[Records]
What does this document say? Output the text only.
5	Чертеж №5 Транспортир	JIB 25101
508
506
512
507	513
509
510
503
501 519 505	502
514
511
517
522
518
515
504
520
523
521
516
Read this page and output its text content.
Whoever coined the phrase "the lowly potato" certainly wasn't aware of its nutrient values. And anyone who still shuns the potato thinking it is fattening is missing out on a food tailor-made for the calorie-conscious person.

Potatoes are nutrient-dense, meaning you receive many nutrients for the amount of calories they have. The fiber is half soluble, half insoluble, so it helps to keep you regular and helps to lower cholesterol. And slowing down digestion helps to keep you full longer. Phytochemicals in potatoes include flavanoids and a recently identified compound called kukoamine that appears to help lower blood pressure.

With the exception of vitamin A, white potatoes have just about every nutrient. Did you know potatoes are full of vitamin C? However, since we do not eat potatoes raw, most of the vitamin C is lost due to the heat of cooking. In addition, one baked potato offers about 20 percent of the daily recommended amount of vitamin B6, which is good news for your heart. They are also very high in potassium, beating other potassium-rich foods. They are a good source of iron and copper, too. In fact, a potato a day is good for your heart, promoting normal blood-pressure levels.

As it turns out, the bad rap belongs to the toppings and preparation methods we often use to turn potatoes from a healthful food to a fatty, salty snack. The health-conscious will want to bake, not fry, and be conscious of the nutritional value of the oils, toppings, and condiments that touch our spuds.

Direction - Copy out every line where the word "full" occurs.

Answer to the task -
Potatoes are nutrient-dense, meaning you receive many nutrients for the amount of calories they have. The fiber is half soluble, half insoluble, so it helps to keep you regular and helps to lower cholesterol. And slowing down digestion helps to keep you full longer. Phytochemicals in potatoes include flavanoids and a recently identified compound called kukoamine that appears to help lower blood pressure.
With the exception of vitamin A, white potatoes have just about every nutrient. Did you know potatoes are full of vitamin C? However, since we do not eat potatoes raw, most of the vitamin C is lost due to the heat of cooking. In addition, one baked potato offers about 20 percent of the daily recommended amount of vitamin B6, which is good news for your heart. They are also very high in potassium, beating other potassium-rich foods. They are a good source of iron and copper, too. In fact, a potato a day is good for your heart, promoting normal blood-pressure levels.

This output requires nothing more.